[Begin]

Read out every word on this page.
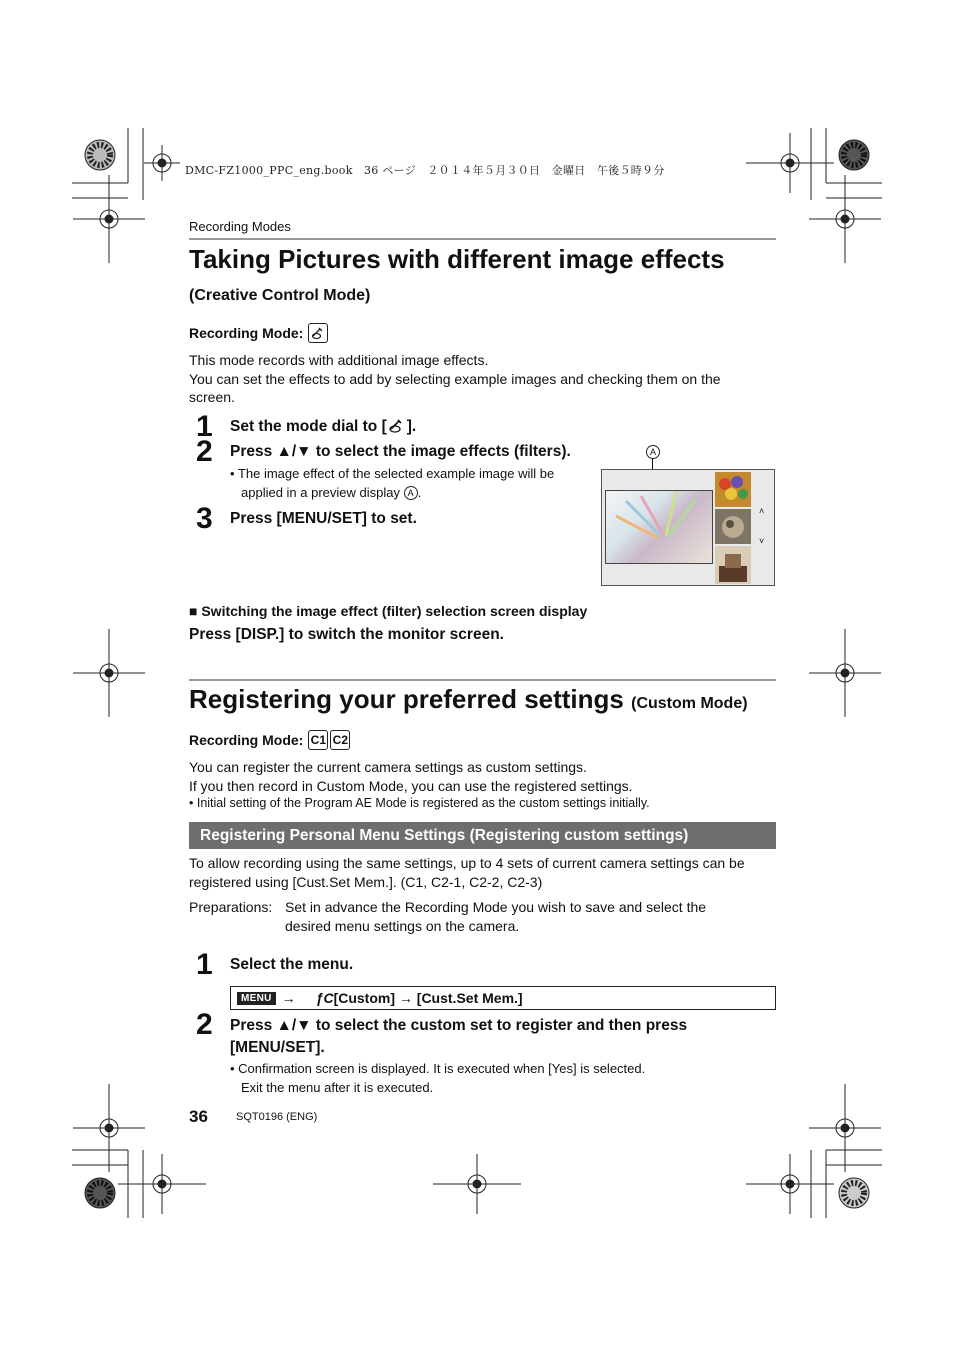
DMC-FZ1000_PPC_eng.book　36 ページ　２０１４年５月３０日　金曜日　午後５時９分
Recording Modes
Taking Pictures with different image effects
(Creative Control Mode)
Recording Mode:
This mode records with additional image effects.
You can set the effects to add by selecting example images and checking them on the screen.
1 Set the mode dial to [ ].
2 Press ▲/▼ to select the image effects (filters).
• The image effect of the selected example image will be
applied in a preview display A .
3 Press [MENU/SET] to set.
A
˄
˅
■ Switching the image effect (filter) selection screen display
Press [DISP.] to switch the monitor screen.
Registering your preferred settings (Custom Mode)
Recording Mode: C1 C2
You can register the current camera settings as custom settings.
If you then record in Custom Mode, you can use the registered settings.
• Initial setting of the Program AE Mode is registered as the custom settings initially.
Registering Personal Menu Settings (Registering custom settings)
To allow recording using the same settings, up to 4 sets of current camera settings can be
registered using [Cust.Set Mem.]. (C1, C2-1, C2-2, C2-3)
Preparations: Set in advance the Recording Mode you wish to save and select the
desired menu settings on the camera.
1 Select the menu.
MENU → ƒC [Custom] → [Cust.Set Mem.]
2 Press ▲/▼ to select the custom set to register and then press
[MENU/SET].
• Confirmation screen is displayed. It is executed when [Yes] is selected.
Exit the menu after it is executed.
36	SQT0196 (ENG)
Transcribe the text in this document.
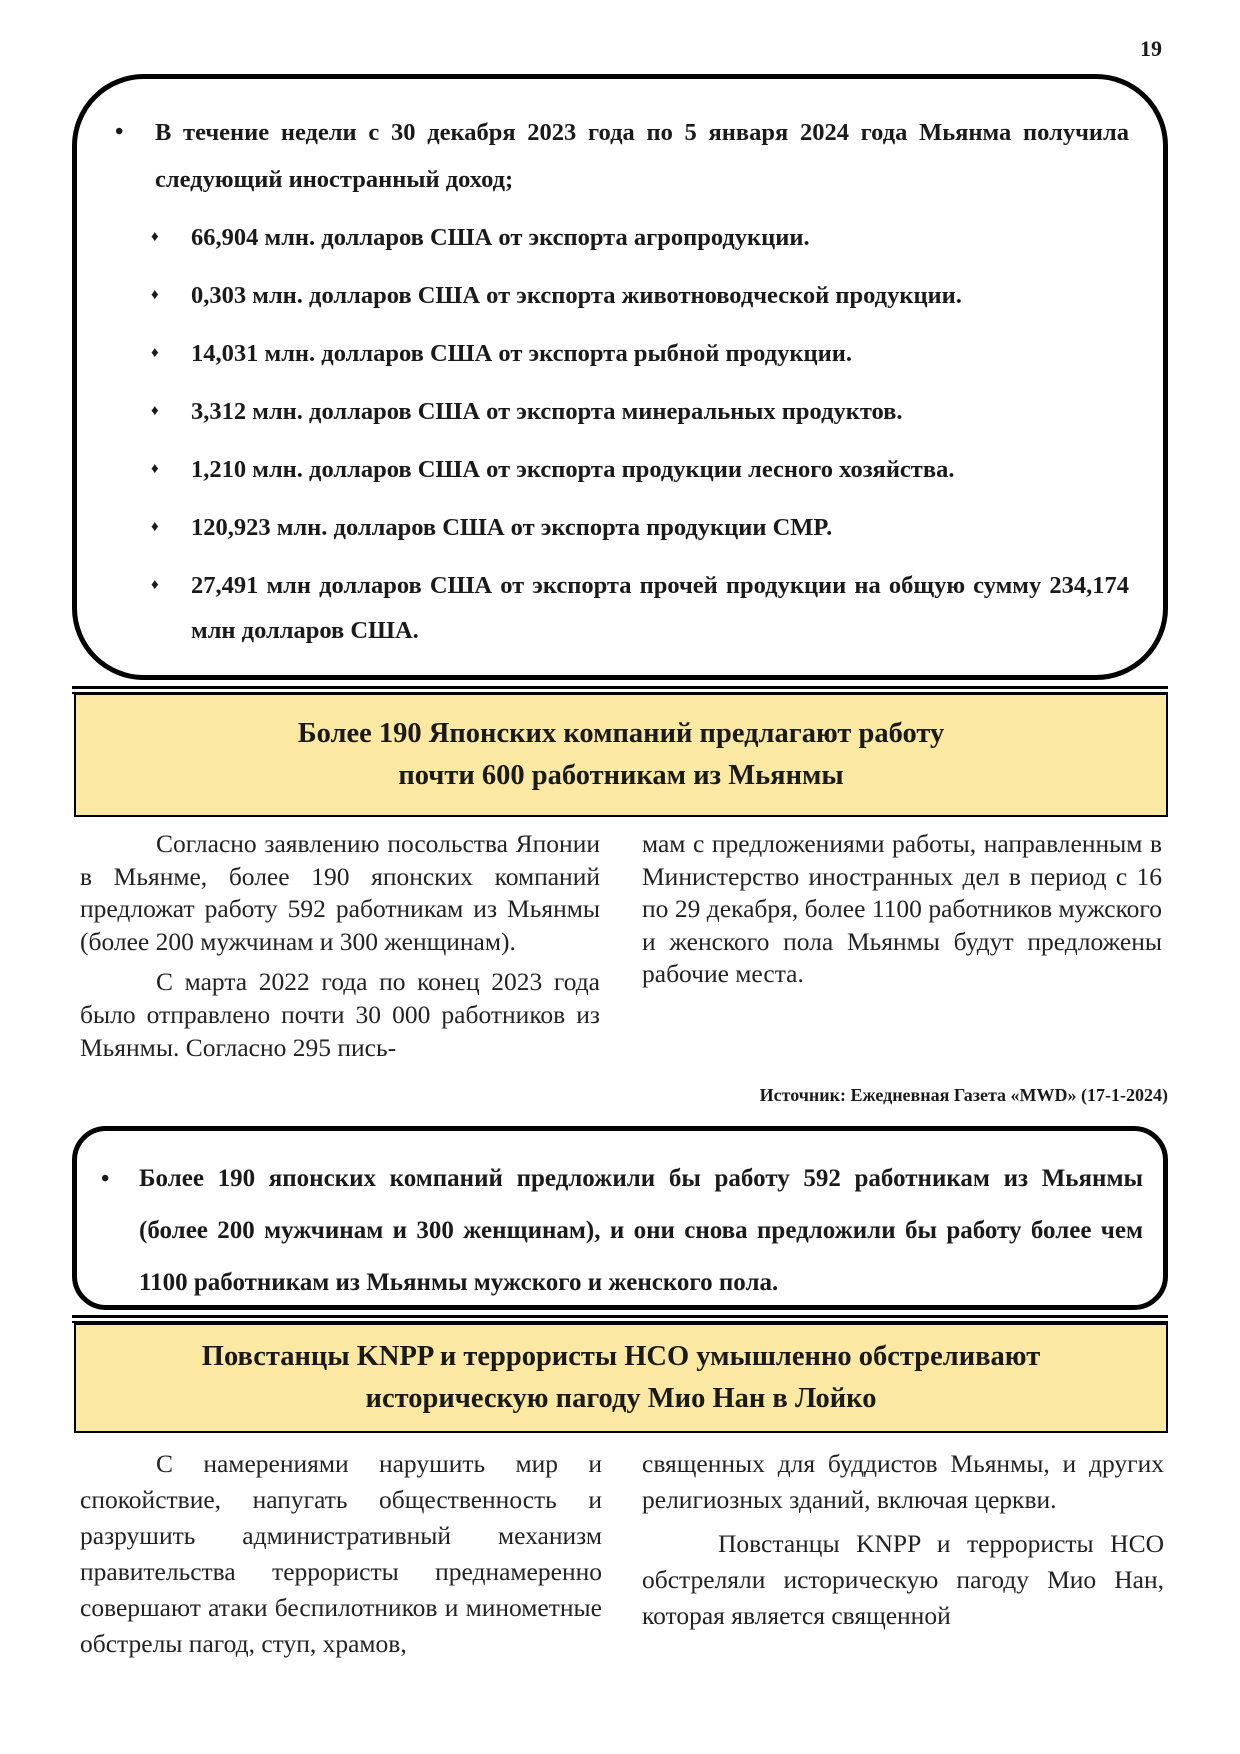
19
• В течение недели с 30 декабря 2023 года по 5 января 2024 года Мьянма получила следующий иностранный доход;
♦ 66,904 млн. долларов США от экспорта агропродукции.
♦ 0,303 млн. долларов США от экспорта животноводческой продукции.
♦ 14,031 млн. долларов США от экспорта рыбной продукции.
♦ 3,312 млн. долларов США от экспорта минеральных продуктов.
♦ 1,210 млн. долларов США от экспорта продукции лесного хозяйства.
♦ 120,923 млн. долларов США от экспорта продукции CMP.
♦ 27,491 млн долларов США от экспорта прочей продукции на общую сумму 234,174 млн долларов США.
Более 190 Японских компаний предлагают работу
почти 600 работникам из Мьянмы

Согласно заявлению посольства Японии в Мьянме, более 190 японских компаний предложат работу 592 работникам из Мьянмы (более 200 мужчинам и 300 женщинам).

С марта 2022 года по конец 2023 года было отправлено почти 30 000 работников из Мьянмы. Согласно 295 пись-

мам с предложениями работы, направленным в Министерство иностранных дел в период с 16 по 29 декабря, более 1100 работников мужского и женского пола Мьянмы будут предложены рабочие места.

Источник: Ежедневная Газета «MWD» (17-1-2024)
• Более 190 японских компаний предложили бы работу 592 работникам из Мьянмы (более 200 мужчинам и 300 женщинам), и они снова предложили бы работу более чем 1100 работникам из Мьянмы мужского и женского пола.
Повстанцы KNPP и террористы НСО умышленно обстреливают
историческую пагоду Мио Нан в Лойко

С намерениями нарушить мир и спокойствие, напугать общественность и разрушить административный механизм правительства террористы преднамеренно совершают атаки беспилотников и минометные обстрелы пагод, ступ, храмов,

священных для буддистов Мьянмы, и других религиозных зданий, включая церкви.

Повстанцы KNPP и террористы НСО обстреляли историческую пагоду Мио Нан, которая является священной
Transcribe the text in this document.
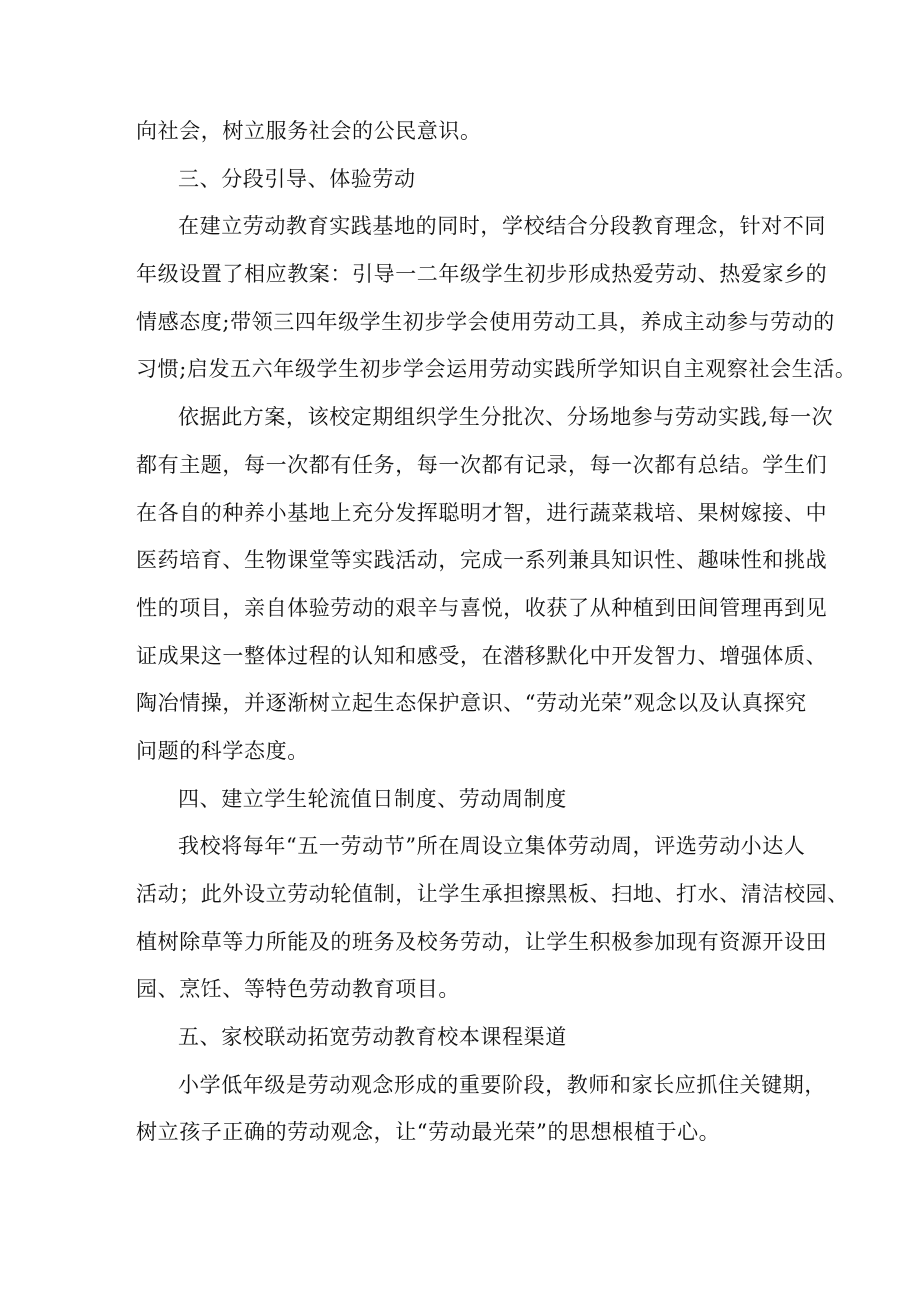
向社会，树立服务社会的公民意识。
三、分段引导、体验劳动
在建立劳动教育实践基地的同时，学校结合分段教育理念，针对不同
年级设置了相应教案：引导一二年级学生初步形成热爱劳动、热爱家乡的
情感态度;带领三四年级学生初步学会使用劳动工具，养成主动参与劳动的
习惯;启发五六年级学生初步学会运用劳动实践所学知识自主观察社会生活。
依据此方案，该校定期组织学生分批次、分场地参与劳动实践,每一次
都有主题，每一次都有任务，每一次都有记录，每一次都有总结。学生们
在各自的种养小基地上充分发挥聪明才智，进行蔬菜栽培、果树嫁接、中
医药培育、生物课堂等实践活动，完成一系列兼具知识性、趣味性和挑战
性的项目，亲自体验劳动的艰辛与喜悦，收获了从种植到田间管理再到见
证成果这一整体过程的认知和感受，在潜移默化中开发智力、增强体质、
陶冶情操，并逐渐树立起生态保护意识、“劳动光荣”观念以及认真探究
问题的科学态度。
四、建立学生轮流值日制度、劳动周制度
我校将每年“五一劳动节”所在周设立集体劳动周，评选劳动小达人
活动；此外设立劳动轮值制，让学生承担擦黑板、扫地、打水、清洁校园、
植树除草等力所能及的班务及校务劳动，让学生积极参加现有资源开设田
园、烹饪、等特色劳动教育项目。
五、家校联动拓宽劳动教育校本课程渠道
小学低年级是劳动观念形成的重要阶段，教师和家长应抓住关键期，
树立孩子正确的劳动观念，让“劳动最光荣”的思想根植于心。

[End]

◆ **What to do**:
Give the data above again in full and unchanged, skipping the pictures.

◆ **Solved problem**:
Read out every word on this page.
DMC-FZ1000_PPC_eng.book　36 ページ　２０１４年５月３０日　金曜日　午後５時９分
Recording Modes
Taking Pictures with different image effects
(Creative Control Mode)
Recording Mode:
This mode records with additional image effects.
You can set the effects to add by selecting example images and checking them on the screen.
1 Set the mode dial to [ ].
2 Press ▲/▼ to select the image effects (filters).
• The image effect of the selected example image will be
applied in a preview display A .
3 Press [MENU/SET] to set.
A
˄
˅
■ Switching the image effect (filter) selection screen display
Press [DISP.] to switch the monitor screen.
Registering your preferred settings (Custom Mode)
Recording Mode: C1 C2
You can register the current camera settings as custom settings.
If you then record in Custom Mode, you can use the registered settings.
• Initial setting of the Program AE Mode is registered as the custom settings initially.
Registering Personal Menu Settings (Registering custom settings)
To allow recording using the same settings, up to 4 sets of current camera settings can be
registered using [Cust.Set Mem.]. (C1, C2-1, C2-2, C2-3)
Preparations: Set in advance the Recording Mode you wish to save and select the
desired menu settings on the camera.
1 Select the menu.
MENU → ƒC [Custom] → [Cust.Set Mem.]
2 Press ▲/▼ to select the custom set to register and then press
[MENU/SET].
• Confirmation screen is displayed. It is executed when [Yes] is selected.
Exit the menu after it is executed.
36	SQT0196 (ENG)
Transcribe the text in this document.
19
• В течение недели с 30 декабря 2023 года по 5 января 2024 года Мьянма получила следующий иностранный доход;
♦ 66,904 млн. долларов США от экспорта агропродукции.
♦ 0,303 млн. долларов США от экспорта животноводческой продукции.
♦ 14,031 млн. долларов США от экспорта рыбной продукции.
♦ 3,312 млн. долларов США от экспорта минеральных продуктов.
♦ 1,210 млн. долларов США от экспорта продукции лесного хозяйства.
♦ 120,923 млн. долларов США от экспорта продукции CMP.
♦ 27,491 млн долларов США от экспорта прочей продукции на общую сумму 234,174 млн долларов США.
Более 190 Японских компаний предлагают работу
почти 600 работникам из Мьянмы

Согласно заявлению посольства Японии в Мьянме, более 190 японских компаний предложат работу 592 работникам из Мьянмы (более 200 мужчинам и 300 женщинам).

С марта 2022 года по конец 2023 года было отправлено почти 30 000 работников из Мьянмы. Согласно 295 пись-

мам с предложениями работы, направленным в Министерство иностранных дел в период с 16 по 29 декабря, более 1100 работников мужского и женского пола Мьянмы будут предложены рабочие места.

Источник: Ежедневная Газета «MWD» (17-1-2024)
• Более 190 японских компаний предложили бы работу 592 работникам из Мьянмы (более 200 мужчинам и 300 женщинам), и они снова предложили бы работу более чем 1100 работникам из Мьянмы мужского и женского пола.
Повстанцы KNPP и террористы НСО умышленно обстреливают
историческую пагоду Мио Нан в Лойко

С намерениями нарушить мир и спокойствие, напугать общественность и разрушить административный механизм правительства террористы преднамеренно совершают атаки беспилотников и минометные обстрелы пагод, ступ, храмов,

священных для буддистов Мьянмы, и других религиозных зданий, включая церкви.

Повстанцы KNPP и террористы НСО обстреляли историческую пагоду Мио Нан, которая является священной
Transcribe the text in this document.
向社会，树立服务社会的公民意识。
三、分段引导、体验劳动
在建立劳动教育实践基地的同时，学校结合分段教育理念，针对不同
年级设置了相应教案：引导一二年级学生初步形成热爱劳动、热爱家乡的
情感态度;带领三四年级学生初步学会使用劳动工具，养成主动参与劳动的
习惯;启发五六年级学生初步学会运用劳动实践所学知识自主观察社会生活。
依据此方案，该校定期组织学生分批次、分场地参与劳动实践,每一次
都有主题，每一次都有任务，每一次都有记录，每一次都有总结。学生们
在各自的种养小基地上充分发挥聪明才智，进行蔬菜栽培、果树嫁接、中
医药培育、生物课堂等实践活动，完成一系列兼具知识性、趣味性和挑战
性的项目，亲自体验劳动的艰辛与喜悦，收获了从种植到田间管理再到见
证成果这一整体过程的认知和感受，在潜移默化中开发智力、增强体质、
陶冶情操，并逐渐树立起生态保护意识、“劳动光荣”观念以及认真探究
问题的科学态度。
四、建立学生轮流值日制度、劳动周制度
我校将每年“五一劳动节”所在周设立集体劳动周，评选劳动小达人
活动；此外设立劳动轮值制，让学生承担擦黑板、扫地、打水、清洁校园、
植树除草等力所能及的班务及校务劳动，让学生积极参加现有资源开设田
园、烹饪、等特色劳动教育项目。
五、家校联动拓宽劳动教育校本课程渠道
小学低年级是劳动观念形成的重要阶段，教师和家长应抓住关键期，
树立孩子正确的劳动观念，让“劳动最光荣”的思想根植于心。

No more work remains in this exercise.